━━ PAGE ━━

Un échec architectural retentissant : l'hôtel Ryugyong (Corée du Nord)

L'hôtel Ryugyong était le projet architectural ambitieux de la Corée du Nord de se doter du plus haut hôtel du monde. Dans les dictatures, les structures monumentales ont une tâche importante : Elles soulignent la légitimité du pouvoir en place. Le rêve d'un palace en tant qu'outil de propagande s'est soldé par un échec total. Comment en est-on arrivé là ? Découvrez-en plus ici !

Le bâtiment devrait être un symbole de progrès dans une société en difficulté. Symbole de prospérité, de supériorité. Une image de propagande et l'hôtel le plus haut du monde : l'hôtel Ryugyong, en Corée du Nord. Pourtant, même la propagande d'État la plus élaborée possible ne peut à un moment ou un autre plus cacher au reste du monde que ce monument attend d'être terminé depuis plus de 30 ans !

L'impulsion pour ce projet gigantesque a été donnée par le gouvernement nord-coréen dans les années 1980. Avec une hauteur de 300 m, puis de 330 m, l'hôtel Ryugyong était considéré comme l'hôtel le plus haut du monde à l'époque. Il devait à l'origine avoir 105 étages avec plusieurs milliers de chambres. Si on regarde la façade telle qu'elle est aujourd'hui, elle semble effectivement impressionnante : De loin, le bâtiment ressemble à une immense pyramide de miroirs.

En fait, le plan au sol a la forme d'un Y isocèle. Le sommet de la structure constitue une autre particularité. On voit ici un cône tronqué saillant composé de huit étages, et six étages supplémentaires au-dessus. Ces huit étages saillants peuvent pivoter et sont ainsi prédestinés à leur fonction d'origine. En effet, ici, ils devaient contenir cinq restaurants de luxe avec vue sur la capitale.

Les raisons pour lesquelles ce bâtiment colossal trouve sa place dans notre série « Ruines éternelles » peuvent être inattendues à première vue : L'hôtel Ryugyong est à ce jour inachevé. Depuis des décennies, il est connu sous plusieurs noms tels que « hôtel fantôme » ou « hôtel maudit ». Est-il hanté ? Qui le sait ? Internet a bien assez de légendes urbaines. Concentrons-nous pour l'instant sur les faits, du moins sur ceux que la censure extrêmement stricte du régime nord-coréen a laissé passer la frontière.

Historique de construction de l'hôtel Ryugyong

La planification de l'hôtel Ryugyong a commencé il y a environ 40 ans. Kun II-sung, Père-fondateur et chef d'État de la Corée du Nord, voulait faire construire un monument reconnaissable entre mille pour son pays. Le choix s'est porté sur une structure pyramidale à trois côtés, ce qui était très inhabituel pour un projet de construction de cette taille, notamment avec les moyens d'ingénierie des structures disponibles à l'époque.

━━━
━━ LIGNES ENREGISTRÉES ━━

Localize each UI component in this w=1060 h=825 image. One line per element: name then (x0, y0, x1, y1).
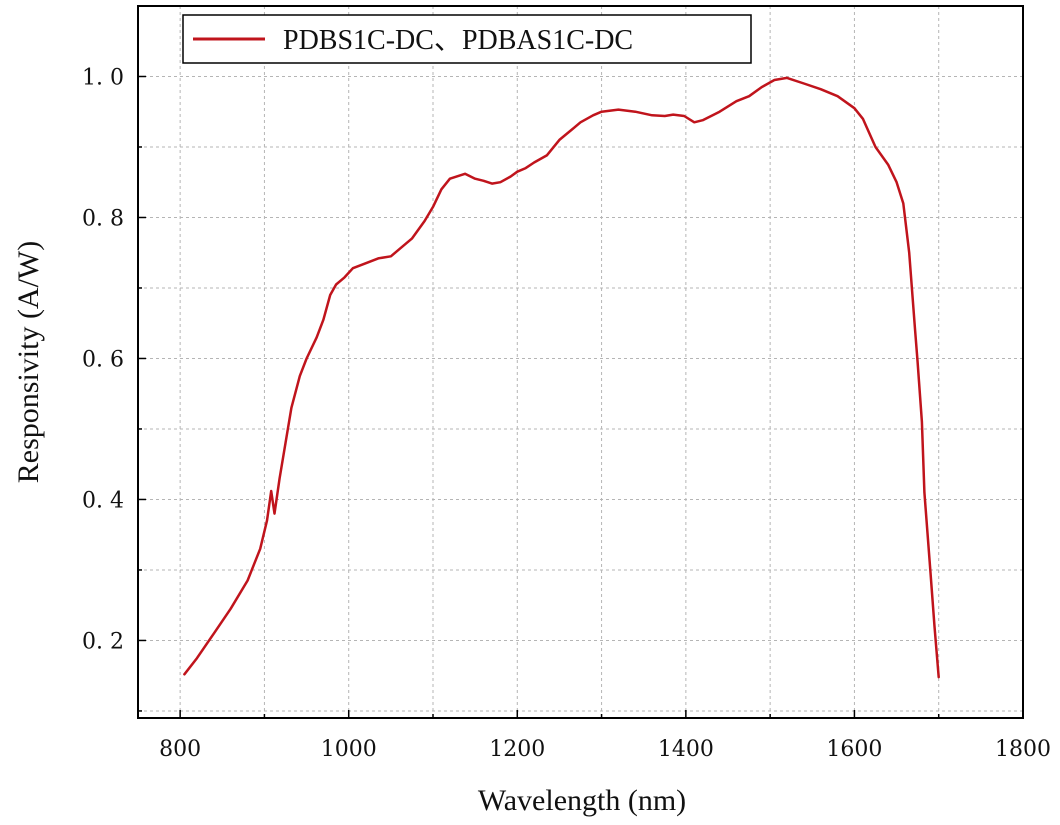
grid (138, 5, 1023, 718)
legend-label: PDBS1C-DC、PDBAS1C-DC (283, 25, 633, 56)
y-tick-label: 0. 4 (82, 488, 124, 513)
x-axis-title: Wavelength (nm) (478, 784, 686, 817)
series-layer (183, 76, 940, 679)
x-tick-label: 1000 (321, 737, 377, 762)
plot-frame (137, 5, 1024, 719)
x-tick-label: 1600 (826, 737, 882, 762)
y-tick-label: 1. 0 (82, 65, 124, 90)
y-axis-title: Responsivity (A/W) (12, 241, 45, 483)
y-tick-label: 0. 2 (82, 629, 124, 654)
legend-box (182, 14, 752, 64)
legend: PDBS1C-DC、PDBAS1C-DC (182, 14, 752, 64)
x-tick-label: 800 (159, 737, 201, 762)
y-tick-label: 0. 6 (82, 347, 124, 372)
series-line (183, 76, 940, 679)
y-tick-label: 0. 8 (82, 206, 124, 231)
ticks: 800 1000 1200 1400 1600 1800 0. 2 0. 4 0. 6 0. 8 1… (82, 5, 1051, 762)
x-tick-label: 1200 (489, 737, 545, 762)
x-tick-label: 1800 (995, 737, 1051, 762)
x-tick-label: 1400 (658, 737, 714, 762)
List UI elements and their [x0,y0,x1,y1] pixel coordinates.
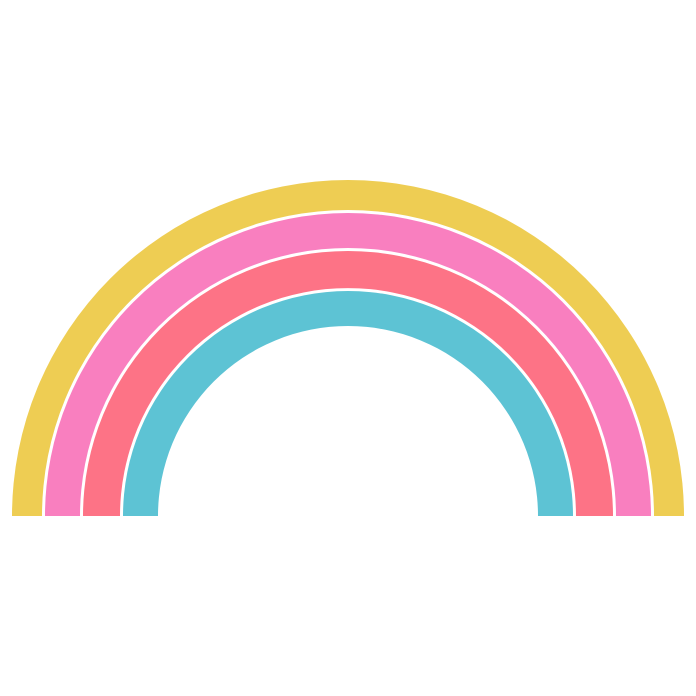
blue-band [123,291,573,516]
pink-band [45,213,651,516]
rainbow-bands [12,180,684,516]
coral-band [83,251,613,516]
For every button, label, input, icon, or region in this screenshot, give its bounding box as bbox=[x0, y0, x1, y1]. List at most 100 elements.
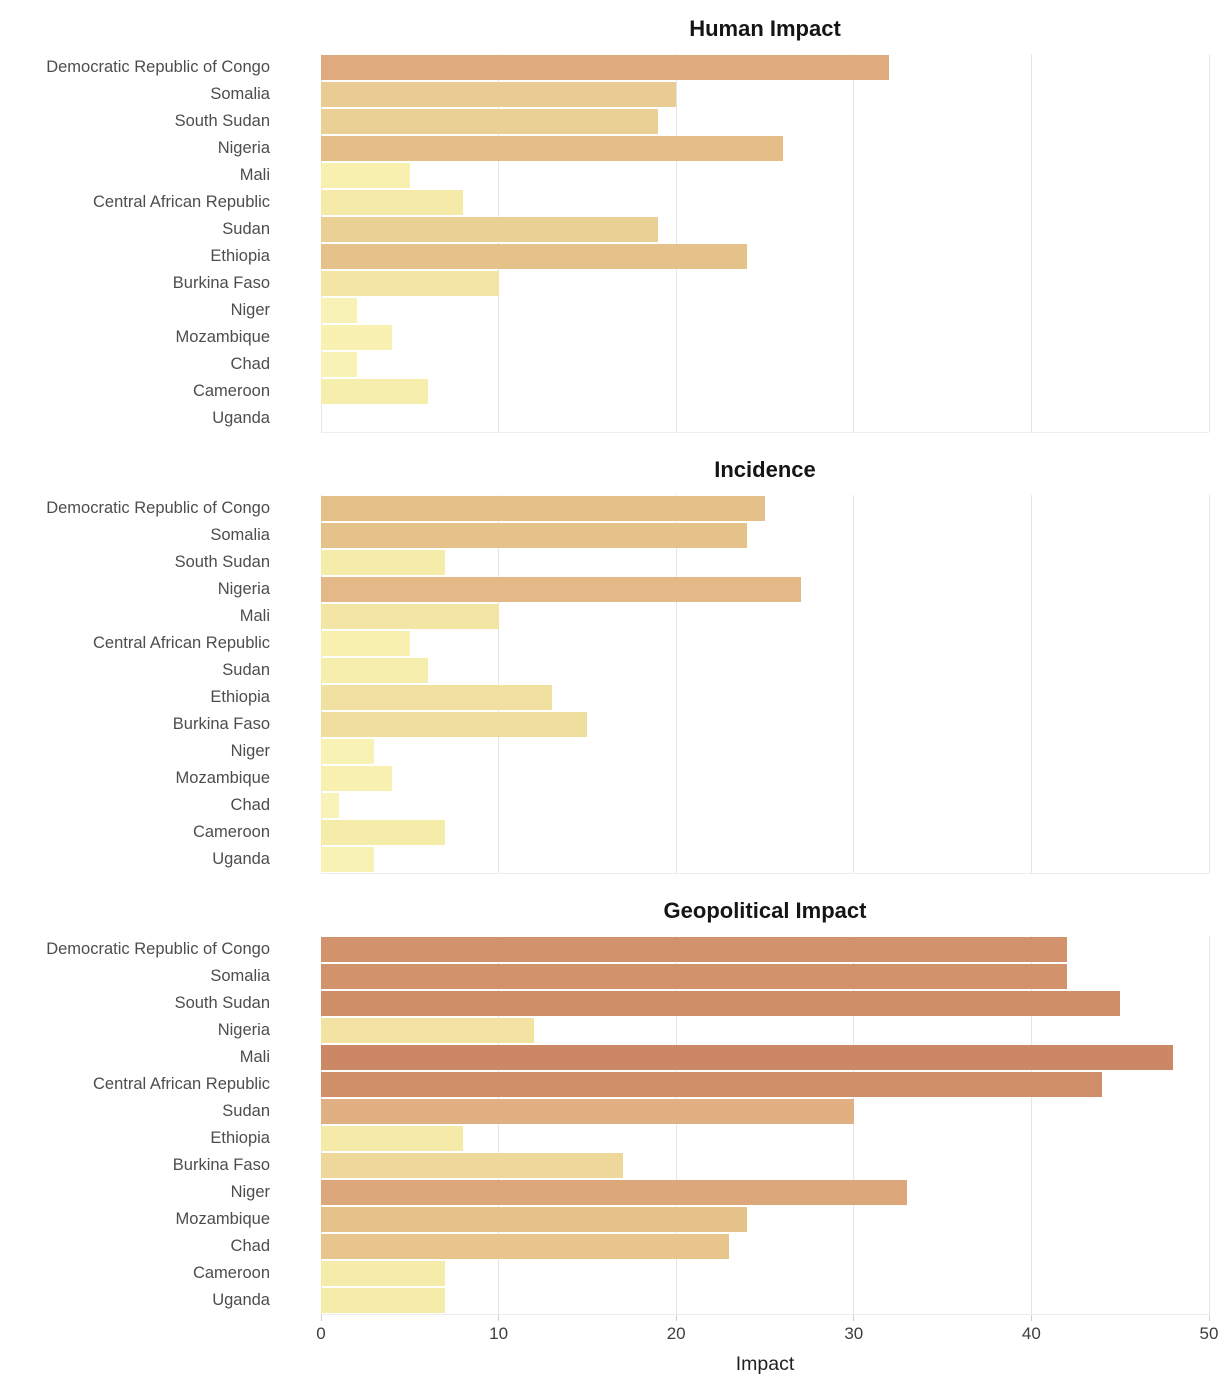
axis-tick bbox=[1030, 1315, 1032, 1321]
bar bbox=[321, 577, 801, 602]
bar-row bbox=[321, 1206, 1209, 1233]
bar-row bbox=[321, 738, 1209, 765]
category-label: Democratic Republic of Congo bbox=[46, 499, 270, 517]
gridline bbox=[675, 936, 677, 1314]
chart-incidence: Incidence Democratic Republic of Congo So… bbox=[0, 457, 1229, 874]
bar-row bbox=[321, 765, 1209, 792]
axis-tick bbox=[320, 1315, 322, 1321]
category-label: Sudan bbox=[222, 661, 270, 679]
bar bbox=[321, 1072, 1103, 1097]
bar-row bbox=[321, 495, 1209, 522]
category-label: Mozambique bbox=[175, 328, 270, 346]
bar-row bbox=[321, 297, 1209, 324]
bar bbox=[321, 217, 659, 242]
category-label: Somalia bbox=[210, 967, 270, 985]
bar-row bbox=[321, 1260, 1209, 1287]
bar bbox=[321, 793, 339, 818]
bar-row bbox=[321, 936, 1209, 963]
bar bbox=[321, 496, 765, 521]
gridline bbox=[675, 54, 677, 432]
category-label: Somalia bbox=[210, 85, 270, 103]
bar-row bbox=[321, 792, 1209, 819]
bar-row bbox=[321, 216, 1209, 243]
category-label: Niger bbox=[230, 301, 270, 319]
gridline bbox=[853, 936, 855, 1314]
axis-tick-label: 10 bbox=[489, 1324, 509, 1343]
category-label: Ethiopia bbox=[210, 247, 270, 265]
bar bbox=[321, 271, 499, 296]
bar bbox=[321, 739, 375, 764]
category-label: South Sudan bbox=[174, 112, 270, 130]
gridline bbox=[320, 495, 322, 873]
category-labels: Democratic Republic of Congo Somalia South… bbox=[0, 936, 270, 1315]
bars bbox=[321, 936, 1209, 1314]
bar-row bbox=[321, 1125, 1209, 1152]
category-label: Cameroon bbox=[192, 382, 270, 400]
bar-row bbox=[321, 81, 1209, 108]
x-axis: 0 10 20 30 40 50 bbox=[316, 1315, 1218, 1351]
category-label: Nigeria bbox=[217, 1021, 270, 1039]
category-label: Chad bbox=[230, 796, 270, 814]
category-label: Burkina Faso bbox=[172, 1156, 270, 1174]
chart-human-impact: Human Impact Democratic Republic of Cong… bbox=[0, 16, 1229, 433]
category-label: Somalia bbox=[210, 526, 270, 544]
chart-body: Democratic Republic of Congo Somalia South… bbox=[0, 936, 1229, 1315]
category-label: Central African Republic bbox=[92, 1075, 270, 1093]
bar-row bbox=[321, 270, 1209, 297]
bar-row bbox=[321, 1233, 1209, 1260]
category-label: Chad bbox=[230, 355, 270, 373]
bar bbox=[321, 325, 393, 350]
bar bbox=[321, 55, 890, 80]
bar bbox=[321, 937, 1067, 962]
category-label: Nigeria bbox=[217, 580, 270, 598]
category-label: South Sudan bbox=[174, 994, 270, 1012]
gridline bbox=[853, 54, 855, 432]
bar bbox=[321, 550, 446, 575]
bar bbox=[321, 604, 499, 629]
plot-area bbox=[320, 54, 1210, 433]
axis-tick-label: 50 bbox=[1199, 1324, 1219, 1343]
axis-tick bbox=[675, 1315, 677, 1321]
bar bbox=[321, 1288, 446, 1313]
bar-row bbox=[321, 1017, 1209, 1044]
bar-row bbox=[321, 603, 1209, 630]
bar-row bbox=[321, 54, 1209, 81]
axis-tick-label: 20 bbox=[666, 1324, 686, 1343]
chart-title: Geopolitical Impact bbox=[663, 898, 867, 923]
bar bbox=[321, 1153, 623, 1178]
bar bbox=[321, 712, 588, 737]
gridline bbox=[320, 54, 322, 432]
bar-row bbox=[321, 108, 1209, 135]
bar bbox=[321, 136, 783, 161]
gridline bbox=[1208, 54, 1210, 432]
bar-row bbox=[321, 576, 1209, 603]
axis-tick-label: 30 bbox=[844, 1324, 864, 1343]
category-label: Burkina Faso bbox=[172, 274, 270, 292]
bar-row bbox=[321, 711, 1209, 738]
category-labels: Democratic Republic of Congo Somalia South… bbox=[0, 54, 270, 433]
gridline bbox=[498, 936, 500, 1314]
bar bbox=[321, 352, 357, 377]
category-label: Chad bbox=[230, 1237, 270, 1255]
bar bbox=[321, 991, 1121, 1016]
bar bbox=[321, 523, 748, 548]
gridline bbox=[498, 54, 500, 432]
category-label: Democratic Republic of Congo bbox=[46, 58, 270, 76]
bar-row bbox=[321, 990, 1209, 1017]
bar bbox=[321, 163, 410, 188]
category-label: Cameroon bbox=[192, 823, 270, 841]
axis-tick-label: 40 bbox=[1021, 1324, 1041, 1343]
category-label: Cameroon bbox=[192, 1264, 270, 1282]
category-label: Mali bbox=[239, 1048, 270, 1066]
category-label: Niger bbox=[230, 742, 270, 760]
bar bbox=[321, 1261, 446, 1286]
category-label: Mali bbox=[239, 166, 270, 184]
bar-row bbox=[321, 1287, 1209, 1314]
bar bbox=[321, 1018, 535, 1043]
plot-area bbox=[320, 936, 1210, 1315]
gridline bbox=[1030, 495, 1032, 873]
bar bbox=[321, 658, 428, 683]
category-label: Mali bbox=[239, 607, 270, 625]
bar bbox=[321, 82, 677, 107]
bar-row bbox=[321, 522, 1209, 549]
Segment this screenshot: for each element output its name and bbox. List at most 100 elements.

━━━

### DÉTAIL DE LA TÂCHE
Répondez à ces questions sur le texte consacré à l'hôtel Ryugyong :
(a) Combien d'étages l'hôtel devait-il compter à l'origine ?
(b) Quelle forme a le plan au sol du bâtiment ?
(c) Combien de restaurants de luxe les huit étages saillants devaient-ils accueillir ?
Le listing n'a aucun lien avec le texte sur l'hôtel Ryugyong.

### SOLUTION
(a) 105 étages.
(b) Celle d'un Y isocèle.
(c) Cinq restaurants de luxe.